§ **Passage shown**:
Retrofit with advanced treatment technology, rebuild, or expand with current technology? Those are the choices that many growing municipalities face as rising water demands and increasingly stringent water regulations compel water managers to boost capacity and quality at their water treatment plants. Making the right decision involves a careful evaluation based on many factors such as construction costs, current and future regulatory requirements, future demand, and projected operational costs, just to name a few.
For the Columbine Water Treatment Plant (WTP), a large 30 mgd dual-media gravity filtration facility in the City of Thornton, CO, retrofitting the existing filter basins with advanced ultrafiltration (UF) membranes was the best way to meet the fiscal, technical, and performance requirements for the 30-year-old facility.
“Our existing site has a great deal of usable space,” said Frank Watt, Water Treatment Plant Supervisor for the City of Thornton. “A retrofit would enable us to quickly and cost-effectively increase both treatment capacity and water quality without building new structures for the process equipment.”
Retrofit Benefits
The retrofit strategy is being increasingly evaluated and implemented by municipalities with aging or underperforming conventional treatment plants. Rather than build a new plant or expand with conventional technology, water managers are choosing to retrofit plants with immersed hollow-fiber UF membranes, and are doubling or even tripling plant output while significantly improving treated water quality. This can often be achieved with little or no expansion of the plant footprint.
For many conventional treatment plants, immersed hollow-fiber membrane cassettes can simply replace granular filter media in the existing basins. During the retrofit process, granular filter media are removed, piping is modified to accommodate the membrane system and increased flow parameters, and pumps and blowers are installed for permeate production, backpulse cleaning, and aeration.
For other plants, it may be more appropriate to use existing basins for other required water treatment processes and construct new tanks to accommodate the membrane ultrafiltration equipment. In either case, municipalities benefit by avoiding large capital costs resulting from site acquisition and building construction.

§ **Data rows**:
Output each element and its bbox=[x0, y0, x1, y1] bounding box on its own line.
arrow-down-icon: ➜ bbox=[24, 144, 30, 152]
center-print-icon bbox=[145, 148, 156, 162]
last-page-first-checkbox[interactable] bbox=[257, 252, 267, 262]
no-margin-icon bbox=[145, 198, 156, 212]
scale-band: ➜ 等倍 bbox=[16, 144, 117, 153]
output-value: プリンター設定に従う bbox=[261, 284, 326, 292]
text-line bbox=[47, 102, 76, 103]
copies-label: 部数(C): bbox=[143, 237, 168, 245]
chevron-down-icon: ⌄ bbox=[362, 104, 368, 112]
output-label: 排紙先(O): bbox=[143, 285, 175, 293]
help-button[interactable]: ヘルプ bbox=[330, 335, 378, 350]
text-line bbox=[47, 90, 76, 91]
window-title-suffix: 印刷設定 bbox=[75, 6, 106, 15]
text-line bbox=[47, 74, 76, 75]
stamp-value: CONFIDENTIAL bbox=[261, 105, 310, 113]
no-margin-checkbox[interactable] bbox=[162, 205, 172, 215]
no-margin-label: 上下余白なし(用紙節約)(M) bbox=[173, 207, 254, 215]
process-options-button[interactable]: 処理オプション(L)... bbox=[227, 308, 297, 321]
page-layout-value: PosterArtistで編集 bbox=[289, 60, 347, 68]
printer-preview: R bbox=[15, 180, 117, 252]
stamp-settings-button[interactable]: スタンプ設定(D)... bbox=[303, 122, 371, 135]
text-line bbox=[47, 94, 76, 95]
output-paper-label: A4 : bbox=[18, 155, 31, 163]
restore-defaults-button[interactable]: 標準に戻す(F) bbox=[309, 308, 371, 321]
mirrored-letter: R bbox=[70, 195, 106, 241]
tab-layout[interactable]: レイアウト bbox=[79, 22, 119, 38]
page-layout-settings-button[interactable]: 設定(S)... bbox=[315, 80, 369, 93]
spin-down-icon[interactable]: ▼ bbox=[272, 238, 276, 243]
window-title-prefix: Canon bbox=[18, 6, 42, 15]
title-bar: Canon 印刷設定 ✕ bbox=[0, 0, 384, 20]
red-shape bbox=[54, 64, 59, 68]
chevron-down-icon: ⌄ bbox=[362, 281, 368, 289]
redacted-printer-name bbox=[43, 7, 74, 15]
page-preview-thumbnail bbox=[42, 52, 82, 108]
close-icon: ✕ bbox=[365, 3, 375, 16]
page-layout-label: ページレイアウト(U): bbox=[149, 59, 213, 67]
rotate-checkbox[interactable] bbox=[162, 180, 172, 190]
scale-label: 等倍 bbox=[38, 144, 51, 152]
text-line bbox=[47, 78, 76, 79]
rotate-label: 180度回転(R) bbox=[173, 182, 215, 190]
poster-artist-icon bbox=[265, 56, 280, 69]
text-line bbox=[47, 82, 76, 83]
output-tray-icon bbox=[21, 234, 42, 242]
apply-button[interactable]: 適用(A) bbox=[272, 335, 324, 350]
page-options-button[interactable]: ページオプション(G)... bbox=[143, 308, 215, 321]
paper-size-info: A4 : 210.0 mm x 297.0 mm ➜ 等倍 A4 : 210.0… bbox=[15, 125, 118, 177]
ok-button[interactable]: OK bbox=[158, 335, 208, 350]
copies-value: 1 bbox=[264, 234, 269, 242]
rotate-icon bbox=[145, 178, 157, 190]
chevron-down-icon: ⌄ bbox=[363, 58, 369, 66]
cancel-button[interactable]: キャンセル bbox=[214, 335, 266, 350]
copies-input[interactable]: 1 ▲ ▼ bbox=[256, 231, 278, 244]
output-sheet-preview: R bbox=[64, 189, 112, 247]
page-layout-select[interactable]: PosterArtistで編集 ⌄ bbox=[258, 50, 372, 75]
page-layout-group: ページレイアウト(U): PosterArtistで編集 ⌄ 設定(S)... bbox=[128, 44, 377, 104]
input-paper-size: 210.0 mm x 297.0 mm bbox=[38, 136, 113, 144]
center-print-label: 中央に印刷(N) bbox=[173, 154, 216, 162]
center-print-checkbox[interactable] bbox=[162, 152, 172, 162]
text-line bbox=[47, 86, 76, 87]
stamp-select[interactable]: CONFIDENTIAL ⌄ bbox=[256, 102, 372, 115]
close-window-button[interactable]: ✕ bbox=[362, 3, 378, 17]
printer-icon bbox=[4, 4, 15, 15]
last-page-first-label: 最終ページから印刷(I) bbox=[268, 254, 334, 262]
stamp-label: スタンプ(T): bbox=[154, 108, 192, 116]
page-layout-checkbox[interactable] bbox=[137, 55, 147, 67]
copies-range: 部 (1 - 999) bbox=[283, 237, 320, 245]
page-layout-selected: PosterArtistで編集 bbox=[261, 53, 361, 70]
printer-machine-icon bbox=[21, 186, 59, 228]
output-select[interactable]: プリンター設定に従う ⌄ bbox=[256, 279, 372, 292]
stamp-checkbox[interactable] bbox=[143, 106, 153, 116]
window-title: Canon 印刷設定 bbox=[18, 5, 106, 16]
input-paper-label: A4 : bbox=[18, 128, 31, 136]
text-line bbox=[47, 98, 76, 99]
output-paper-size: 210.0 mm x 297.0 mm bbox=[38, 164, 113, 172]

§ **Problem description**: Carry the article on retrofitting water treatment plants forward from its last sentence. The lines have no connection to the text about retrofitting water treatment plants.

§ **Reply to the task**:
Nitrates, TDS, Hardness
Water quality was a major concern for Thornton, which draws its water from both the South Platte River and Clear Creek. With 10 to 15 wastewater treatment plants upriver, nitrates, total dissolved solids (TDS), and hardness are quite high by the time the water reaches the intake pipes of the Columbine WTP. In fact, at various times throughout the year, treated wastewater effluent can comprise up to 70 percent of the water flowing past Thornton.
“Given the high degree of wastewater effluent in our source water, we knew that we needed an advanced treatment process such as ultrafiltration membranes to ensure that we could provide the best quality water for the city,” Watt said.
Working with the engineering firm of Burns & McDonnell, the city began a six-month pilot study of treatment options in September 2002. At the conclusion of the study, three membrane companies were invited to submit bids for the retrofit project. An evaluation of the bids considered the capital cost of equipment, projected construction and installation costs, as well as the 20-year operation and maintenance costs of each system.
The extensive operation and maintenance evaluations were based on minimum performance requirements developed from pilot testing, and included chemical and energy costs, residual disposal, and penalties for lower recovery and additional raw water pumping capacity. Following the evaluation, Zenon ZeeWeed® immersed ultrafiltration membranes were selected for the retrofit.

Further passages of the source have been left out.